--- WHAT IS BEING ASKED ---
Return all the entries exactly, keeping pictures out.

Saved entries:
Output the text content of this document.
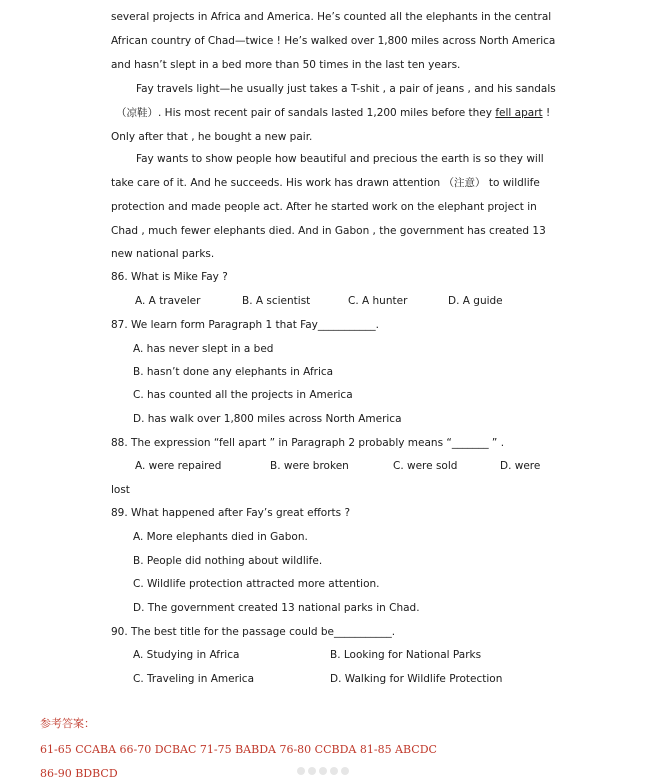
several projects in Africa and America. He’s counted all the elephants in the central
African country of Chad—twice ! He’s walked over 1,800 miles across North America
and hasn’t slept in a bed more than 50 times in the last ten years.
Fay travels light—he usually just takes a T-shit , a pair of jeans , and his sandals
（凉鞋）. His most recent pair of sandals lasted 1,200 miles before they fell apart !
Only after that , he bought a new pair.
Fay wants to show people how beautiful and precious the earth is so they will
take care of it. And he succeeds. His work has drawn attention （注意） to wildlife
protection and made people act. After he started work on the elephant project in
Chad , much fewer elephants died. And in Gabon , the government has created 13
new national parks.
86. What is Mike Fay ?
A. A traveler	B. A scientist	C. A hunter	D. A guide
87. We learn form Paragraph 1 that Fay___________.
A. has never slept in a bed
B. hasn’t done any elephants in Africa
C. has counted all the projects in America
D. has walk over 1,800 miles across North America
88. The expression “fell apart ” in Paragraph 2 probably means “_______ ” .
A. were repaired	B. were broken	C. were sold	D. were
lost
89. What happened after Fay’s great efforts ?
A. More elephants died in Gabon.
B. People did nothing about wildlife.
C. Wildlife protection attracted more attention.
D. The government created 13 national parks in Chad.
90. The best title for the passage could be___________.
A. Studying in Africa	B. Looking for National Parks
C. Traveling in America	D. Walking for Wildlife Protection
参考答案：
61-65 CCABA 66-70 DCBAC 71-75 BABDA 76-80 CCBDA 81-85 ABCDC
86-90 BDBCD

--- FINAL ANSWER ---
Output the text content of this document.
several projects in Africa and America. He’s counted all the elephants in the central
African country of Chad—twice ! He’s walked over 1,800 miles across North America
and hasn’t slept in a bed more than 50 times in the last ten years.
Fay travels light—he usually just takes a T-shit , a pair of jeans , and his sandals
（凉鞋）. His most recent pair of sandals lasted 1,200 miles before they fell apart !
Only after that , he bought a new pair.
Fay wants to show people how beautiful and precious the earth is so they will
take care of it. And he succeeds. His work has drawn attention （注意） to wildlife
protection and made people act. After he started work on the elephant project in
Chad , much fewer elephants died. And in Gabon , the government has created 13
new national parks.
86. What is Mike Fay ?
A. A traveler	B. A scientist	C. A hunter	D. A guide
87. We learn form Paragraph 1 that Fay___________.
A. has never slept in a bed
B. hasn’t done any elephants in Africa
C. has counted all the projects in America
D. has walk over 1,800 miles across North America
88. The expression “fell apart ” in Paragraph 2 probably means “_______ ” .
A. were repaired	B. were broken	C. were sold	D. were
lost
89. What happened after Fay’s great efforts ?
A. More elephants died in Gabon.
B. People did nothing about wildlife.
C. Wildlife protection attracted more attention.
D. The government created 13 national parks in Chad.
90. The best title for the passage could be___________.
A. Studying in Africa	B. Looking for National Parks
C. Traveling in America	D. Walking for Wildlife Protection
参考答案：
61-65 CCABA 66-70 DCBAC 71-75 BABDA 76-80 CCBDA 81-85 ABCDC
86-90 BDBCD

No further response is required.